[Collected data]

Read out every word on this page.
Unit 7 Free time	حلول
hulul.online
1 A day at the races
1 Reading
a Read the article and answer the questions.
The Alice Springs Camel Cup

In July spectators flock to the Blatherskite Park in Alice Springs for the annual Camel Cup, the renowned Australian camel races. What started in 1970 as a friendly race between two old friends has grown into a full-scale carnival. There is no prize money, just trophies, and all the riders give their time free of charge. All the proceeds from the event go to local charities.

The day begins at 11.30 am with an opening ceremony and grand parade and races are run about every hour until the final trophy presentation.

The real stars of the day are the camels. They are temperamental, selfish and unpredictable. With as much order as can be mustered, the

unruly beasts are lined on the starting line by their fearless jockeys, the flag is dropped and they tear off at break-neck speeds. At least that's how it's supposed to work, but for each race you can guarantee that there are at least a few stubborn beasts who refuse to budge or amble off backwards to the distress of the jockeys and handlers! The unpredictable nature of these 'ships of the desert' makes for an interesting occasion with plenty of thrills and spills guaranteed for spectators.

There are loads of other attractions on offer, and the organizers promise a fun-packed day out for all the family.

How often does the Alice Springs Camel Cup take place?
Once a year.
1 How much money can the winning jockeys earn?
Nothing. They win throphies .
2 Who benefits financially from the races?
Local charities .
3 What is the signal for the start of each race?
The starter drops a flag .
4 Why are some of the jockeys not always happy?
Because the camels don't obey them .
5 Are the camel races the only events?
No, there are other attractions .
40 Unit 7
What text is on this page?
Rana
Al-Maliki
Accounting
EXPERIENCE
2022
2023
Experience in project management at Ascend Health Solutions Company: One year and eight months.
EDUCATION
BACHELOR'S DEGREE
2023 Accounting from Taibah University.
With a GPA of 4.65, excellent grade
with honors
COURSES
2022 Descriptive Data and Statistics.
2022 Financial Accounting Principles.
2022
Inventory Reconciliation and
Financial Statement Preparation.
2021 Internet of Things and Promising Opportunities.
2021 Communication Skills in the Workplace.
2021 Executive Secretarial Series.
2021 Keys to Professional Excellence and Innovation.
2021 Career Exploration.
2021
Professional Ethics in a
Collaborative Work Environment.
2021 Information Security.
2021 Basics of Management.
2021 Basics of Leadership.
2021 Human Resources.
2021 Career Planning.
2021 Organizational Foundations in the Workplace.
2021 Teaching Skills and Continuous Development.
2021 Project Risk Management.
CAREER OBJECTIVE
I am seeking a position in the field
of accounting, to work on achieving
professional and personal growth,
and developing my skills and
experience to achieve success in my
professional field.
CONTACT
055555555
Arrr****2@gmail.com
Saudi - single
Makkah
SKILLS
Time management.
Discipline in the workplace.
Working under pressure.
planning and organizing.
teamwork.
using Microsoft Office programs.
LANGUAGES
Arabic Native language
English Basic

§ What to work on
From the entries above, copy every line where the word "spectators" shows up.

§ Written response
In July spectators flock to the Blatherskite Park in Alice Springs for the annual Camel Cup, the renowned Australian camel races. What started in 1970 as a friendly race between two old friends has grown into a full-scale carnival. There is no prize money, just trophies, and all the riders give their time free of charge. All the proceeds from the event go to local charities.
unruly beasts are lined on the starting line by their fearless jockeys, the flag is dropped and they tear off at break-neck speeds. At least that's how it's supposed to work, but for each race you can guarantee that there are at least a few stubborn beasts who refuse to budge or amble off backwards to the distress of the jockeys and handlers! The unpredictable nature of these 'ships of the desert' makes for an interesting occasion with plenty of thrills and spills guaranteed for spectators.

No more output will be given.